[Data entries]
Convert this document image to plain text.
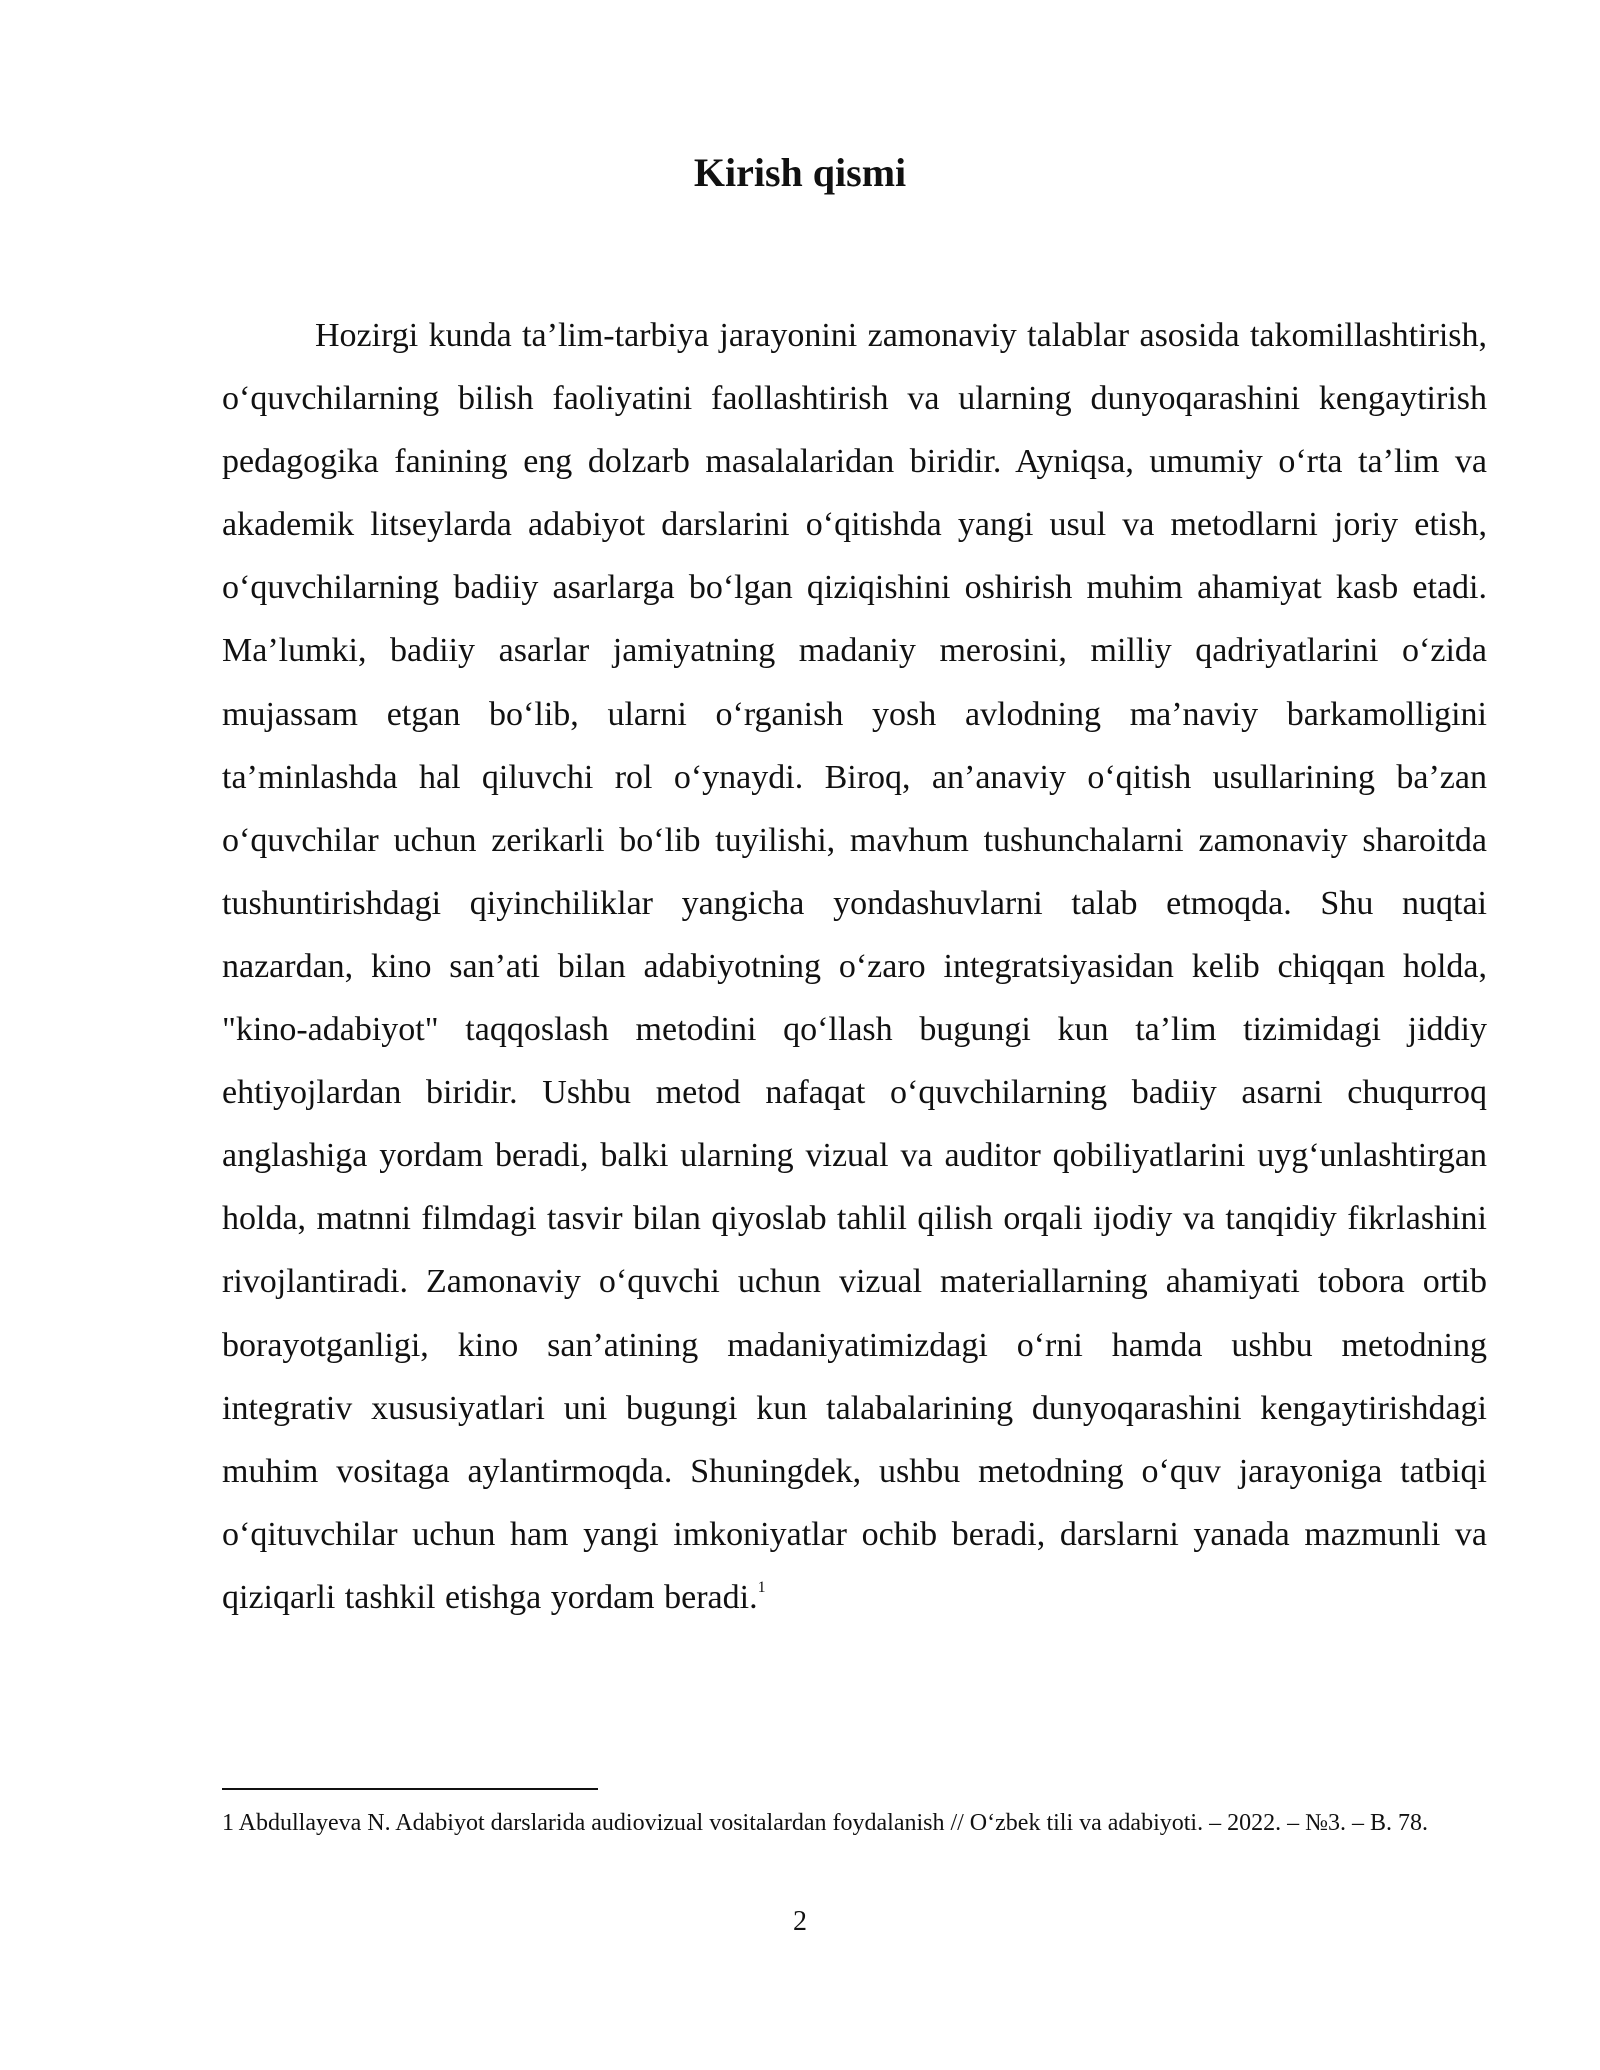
Kirish qismi

Hozirgi kunda ta’lim-tarbiya jarayonini zamonaviy talablar asosida takomillashtirish, o‘quvchilarning bilish faoliyatini faollashtirish va ularning dunyoqarashini kengaytirish pedagogika fanining eng dolzarb masalalaridan biridir. Ayniqsa, umumiy o‘rta ta’lim va akademik litseylarda adabiyot darslarini o‘qitishda yangi usul va metodlarni joriy etish, o‘quvchilarning badiiy asarlarga bo‘lgan qiziqishini oshirish muhim ahamiyat kasb etadi. Ma’lumki, badiiy asarlar jamiyatning madaniy merosini, milliy qadriyatlarini o‘zida mujassam etgan bo‘lib, ularni o‘rganish yosh avlodning ma’naviy barkamolligini ta’minlashda hal qiluvchi rol o‘ynaydi. Biroq, an’anaviy o‘qitish usullarining ba’zan o‘quvchilar uchun zerikarli bo‘lib tuyilishi, mavhum tushunchalarni zamonaviy sharoitda tushuntirishdagi qiyinchiliklar yangicha yondashuvlarni talab etmoqda. Shu nuqtai nazardan, kino san’ati bilan adabiyotning o‘zaro integratsiyasidan kelib chiqqan holda, "kino-adabiyot" taqqoslash metodini qo‘llash bugungi kun ta’lim tizimidagi jiddiy ehtiyojlardan biridir. Ushbu metod nafaqat o‘quvchilarning badiiy asarni chuqurroq anglashiga yordam beradi, balki ularning vizual va auditor qobiliyatlarini uyg‘unlashtirgan holda, matnni filmdagi tasvir bilan qiyoslab tahlil qilish orqali ijodiy va tanqidiy fikrlashini rivojlantiradi. Zamonaviy o‘quvchi uchun vizual materiallarning ahamiyati tobora ortib borayotganligi, kino san’atining madaniyatimizdagi o‘rni hamda ushbu metodning integrativ xususiyatlari uni bugungi kun talabalarining dunyoqarashini kengaytirishdagi muhim vositaga aylantirmoqda. Shuningdek, ushbu metodning o‘quv jarayoniga tatbiqi o‘qituvchilar uchun ham yangi imkoniyatlar ochib beradi, darslarni yanada mazmunli va qiziqarli tashkil etishga yordam beradi.$^1$

1 Abdullayeva N. Adabiyot darslarida audiovizual vositalardan foydalanish // O‘zbek tili va adabiyoti. – 2022. – №3. – B. 78.

2
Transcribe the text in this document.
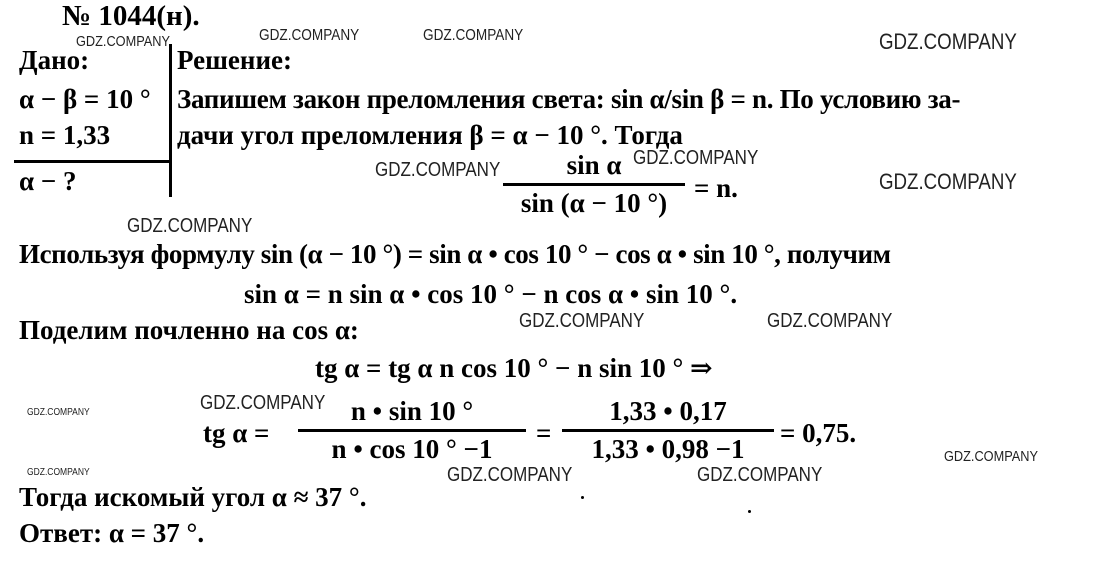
№ 1044(н).
Дано:
α − β = 10 °
n = 1,33
α − ?
Решение:
Запишем закон преломления света: sin α/sin β = n. По условию за-
дачи угол преломления β = α − 10 °. Тогда
sin α
sin (α − 10 °) = n.
Используя формулу sin (α − 10 °) = sin α • cos 10 ° − cos α • sin 10 °, получим
sin α = n sin α • cos 10 ° − n cos α • sin 10 °.
Поделим почленно на cos α:
tg α = tg α n cos 10 ° − n sin 10 ° ⇒
tg α =
n • sin 10 °
n • cos 10 ° −1
=
1,33 • 0,17
1,33 • 0,98 −1
= 0,75.
Тогда искомый угол α ≈ 37 °.
Ответ: α = 37 °.
GDZ.COMPANY	GDZ.COMPANY
GDZ.COMPANY	GDZ.COMPANY
GDZ.COMPANY
GDZ.COMPANY
GDZ.COMPANY
GDZ.COMPANY
GDZ.COMPANY	GDZ.COMPANY
GDZ.COMPANY
GDZ.COMPANY
GDZ.COMPANY
GDZ.COMPANY	GDZ.COMPANY	GDZ.COMPANY
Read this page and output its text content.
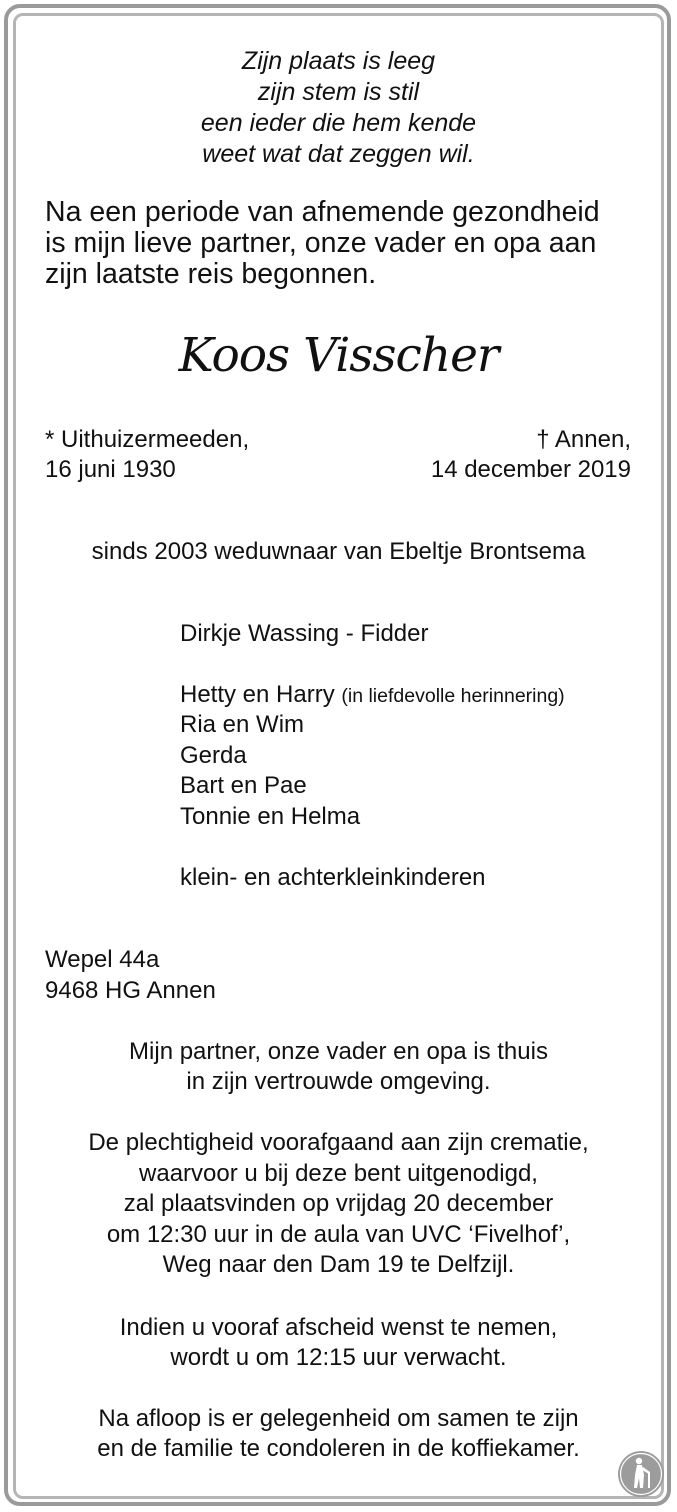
Zijn plaats is leeg

zijn stem is stil

een ieder die hem kende

weet wat dat zeggen wil.

Na een periode van afnemende gezondheid

is mijn lieve partner, onze vader en opa aan

zijn laatste reis begonnen.

Koos Visscher

* Uithuizermeeden,

16 juni 1930

† Annen,

14 december 2019

sinds 2003 weduwnaar van Ebeltje Brontsema

Dirkje Wassing - Fidder

Hetty en Harry (in liefdevolle herinnering)

Ria en Wim

Gerda

Bart en Pae

Tonnie en Helma

klein- en achterkleinkinderen

Wepel 44a

9468 HG Annen

Mijn partner, onze vader en opa is thuis

in zijn vertrouwde omgeving.

De plechtigheid voorafgaand aan zijn crematie,

waarvoor u bij deze bent uitgenodigd,

zal plaatsvinden op vrijdag 20 december

om 12:30 uur in de aula van UVC ‘Fivelhof’,

Weg naar den Dam 19 te Delfzijl.

Indien u vooraf afscheid wenst te nemen,

wordt u om 12:15 uur verwacht.

Na afloop is er gelegenheid om samen te zijn

en de familie te condoleren in de koffiekamer.
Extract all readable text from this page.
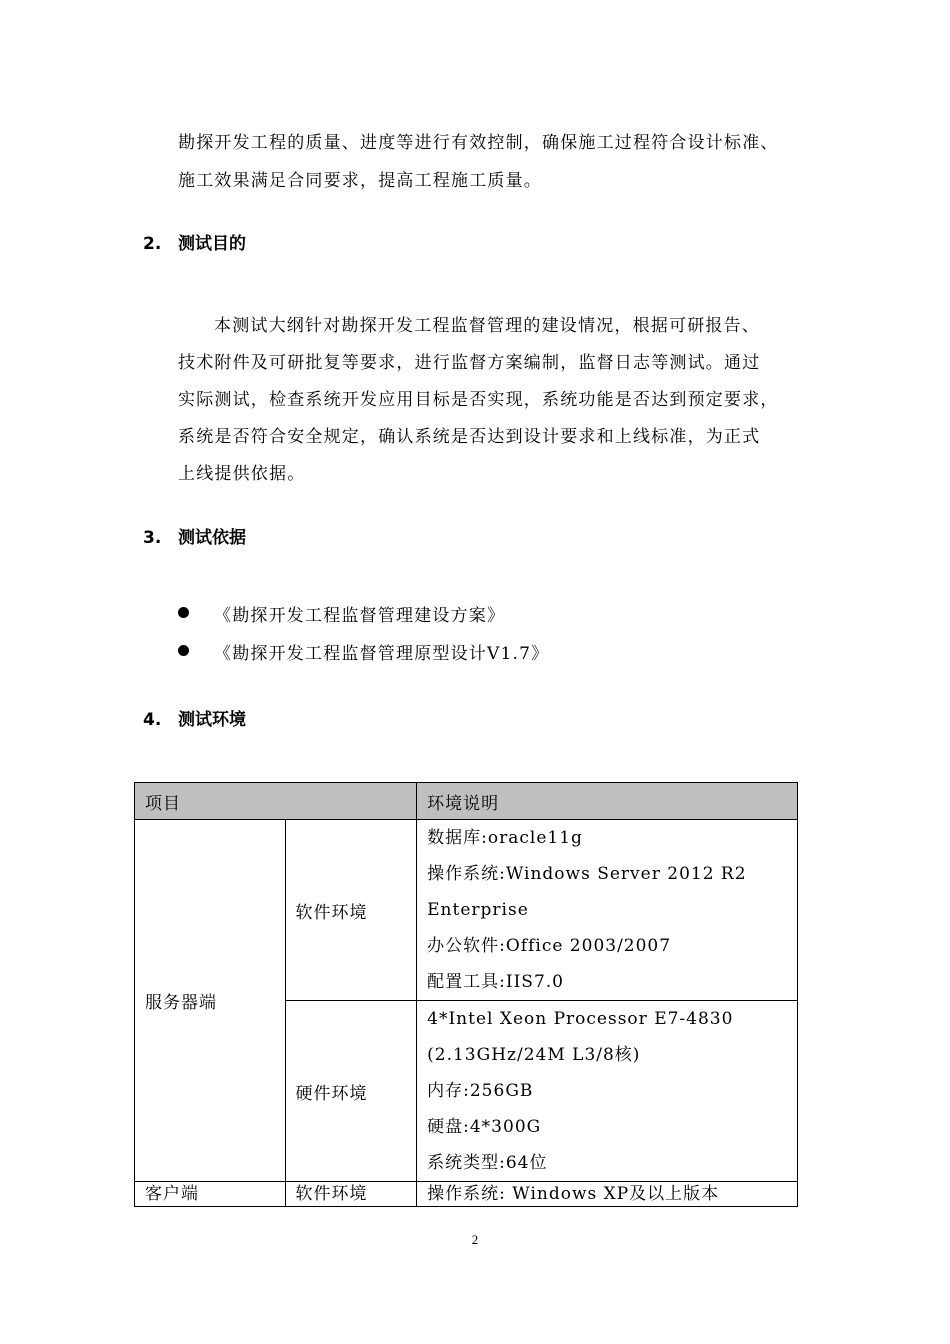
勘探开发工程的质量、进度等进行有效控制，确保施工过程符合设计标准、
施工效果满足合同要求，提高工程施工质量。
2. 测试目的
本测试大纲针对勘探开发工程监督管理的建设情况，根据可研报告、
技术附件及可研批复等要求，进行监督方案编制，监督日志等测试。通过
实际测试，检查系统开发应用目标是否实现，系统功能是否达到预定要求，
系统是否符合安全规定，确认系统是否达到设计要求和上线标准，为正式
上线提供依据。
3. 测试依据
《勘探开发工程监督管理建设方案》
《勘探开发工程监督管理原型设计V1.7》
4. 测试环境
项目		环境说明
服务器端	软件环境	数据库:oracle11g
操作系统:Windows Server 2012 R2
Enterprise
办公软件:Office 2003/2007
配置工具:IIS7.0

	硬件环境	4*Intel Xeon Processor E7-4830
(2.13GHz/24M L3/8核)
内存:256GB
硬盘:4*300G
系统类型:64位

客户端	软件环境	操作系统: Windows XP及以上版本
2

# [PROMPT]
Leave images out of the retyped records; keep all else exact.

# [ANSWER TO THIS PROBLEM]
Convert this document image to plain text.
Kirish qismi

Hozirgi kunda ta’lim-tarbiya jarayonini zamonaviy talablar asosida takomillashtirish, o‘quvchilarning bilish faoliyatini faollashtirish va ularning dunyoqarashini kengaytirish pedagogika fanining eng dolzarb masalalaridan biridir. Ayniqsa, umumiy o‘rta ta’lim va akademik litseylarda adabiyot darslarini o‘qitishda yangi usul va metodlarni joriy etish, o‘quvchilarning badiiy asarlarga bo‘lgan qiziqishini oshirish muhim ahamiyat kasb etadi. Ma’lumki, badiiy asarlar jamiyatning madaniy merosini, milliy qadriyatlarini o‘zida mujassam etgan bo‘lib, ularni o‘rganish yosh avlodning ma’naviy barkamolligini ta’minlashda hal qiluvchi rol o‘ynaydi. Biroq, an’anaviy o‘qitish usullarining ba’zan o‘quvchilar uchun zerikarli bo‘lib tuyilishi, mavhum tushunchalarni zamonaviy sharoitda tushuntirishdagi qiyinchiliklar yangicha yondashuvlarni talab etmoqda. Shu nuqtai nazardan, kino san’ati bilan adabiyotning o‘zaro integratsiyasidan kelib chiqqan holda, "kino-adabiyot" taqqoslash metodini qo‘llash bugungi kun ta’lim tizimidagi jiddiy ehtiyojlardan biridir. Ushbu metod nafaqat o‘quvchilarning badiiy asarni chuqurroq anglashiga yordam beradi, balki ularning vizual va auditor qobiliyatlarini uyg‘unlashtirgan holda, matnni filmdagi tasvir bilan qiyoslab tahlil qilish orqali ijodiy va tanqidiy fikrlashini rivojlantiradi. Zamonaviy o‘quvchi uchun vizual materiallarning ahamiyati tobora ortib borayotganligi, kino san’atining madaniyatimizdagi o‘rni hamda ushbu metodning integrativ xususiyatlari uni bugungi kun talabalarining dunyoqarashini kengaytirishdagi muhim vositaga aylantirmoqda. Shuningdek, ushbu metodning o‘quv jarayoniga tatbiqi o‘qituvchilar uchun ham yangi imkoniyatlar ochib beradi, darslarni yanada mazmunli va qiziqarli tashkil etishga yordam beradi.$^1$

1 Abdullayeva N. Adabiyot darslarida audiovizual vositalardan foydalanish // O‘zbek tili va adabiyoti. – 2022. – №3. – B. 78.

2
Transcribe the text in this document.
№ 1044(н).
Дано:
α − β = 10 °
n = 1,33
α − ?
Решение:
Запишем закон преломления света: sin α/sin β = n. По условию за-
дачи угол преломления β = α − 10 °. Тогда
sin α
sin (α − 10 °) = n.
Используя формулу sin (α − 10 °) = sin α • cos 10 ° − cos α • sin 10 °, получим
sin α = n sin α • cos 10 ° − n cos α • sin 10 °.
Поделим почленно на cos α:
tg α = tg α n cos 10 ° − n sin 10 ° ⇒
tg α =
n • sin 10 °
n • cos 10 ° −1
=
1,33 • 0,17
1,33 • 0,98 −1
= 0,75.
Тогда искомый угол α ≈ 37 °.
Ответ: α = 37 °.
GDZ.COMPANY	GDZ.COMPANY
GDZ.COMPANY	GDZ.COMPANY
GDZ.COMPANY
GDZ.COMPANY
GDZ.COMPANY
GDZ.COMPANY
GDZ.COMPANY	GDZ.COMPANY
GDZ.COMPANY
GDZ.COMPANY
GDZ.COMPANY
GDZ.COMPANY	GDZ.COMPANY	GDZ.COMPANY
Read this page and output its text content.
Zijn plaats is leeg

zijn stem is stil

een ieder die hem kende

weet wat dat zeggen wil.

Na een periode van afnemende gezondheid

is mijn lieve partner, onze vader en opa aan

zijn laatste reis begonnen.

Koos Visscher

* Uithuizermeeden,

16 juni 1930

† Annen,

14 december 2019

sinds 2003 weduwnaar van Ebeltje Brontsema

Dirkje Wassing - Fidder

Hetty en Harry (in liefdevolle herinnering)

Ria en Wim

Gerda

Bart en Pae

Tonnie en Helma

klein- en achterkleinkinderen

Wepel 44a

9468 HG Annen

Mijn partner, onze vader en opa is thuis

in zijn vertrouwde omgeving.

De plechtigheid voorafgaand aan zijn crematie,

waarvoor u bij deze bent uitgenodigd,

zal plaatsvinden op vrijdag 20 december

om 12:30 uur in de aula van UVC ‘Fivelhof’,

Weg naar den Dam 19 te Delfzijl.

Indien u vooraf afscheid wenst te nemen,

wordt u om 12:15 uur verwacht.

Na afloop is er gelegenheid om samen te zijn

en de familie te condoleren in de koffiekamer.
Extract all readable text from this page.
勘探开发工程的质量、进度等进行有效控制，确保施工过程符合设计标准、
施工效果满足合同要求，提高工程施工质量。
2. 测试目的
本测试大纲针对勘探开发工程监督管理的建设情况，根据可研报告、
技术附件及可研批复等要求，进行监督方案编制，监督日志等测试。通过
实际测试，检查系统开发应用目标是否实现，系统功能是否达到预定要求，
系统是否符合安全规定，确认系统是否达到设计要求和上线标准，为正式
上线提供依据。
3. 测试依据
《勘探开发工程监督管理建设方案》
《勘探开发工程监督管理原型设计V1.7》
4. 测试环境
项目		环境说明
服务器端	软件环境	数据库:oracle11g
操作系统:Windows Server 2012 R2
Enterprise
办公软件:Office 2003/2007
配置工具:IIS7.0

	硬件环境	4*Intel Xeon Processor E7-4830
(2.13GHz/24M L3/8核)
内存:256GB
硬盘:4*300G
系统类型:64位

客户端	软件环境	操作系统: Windows XP及以上版本
2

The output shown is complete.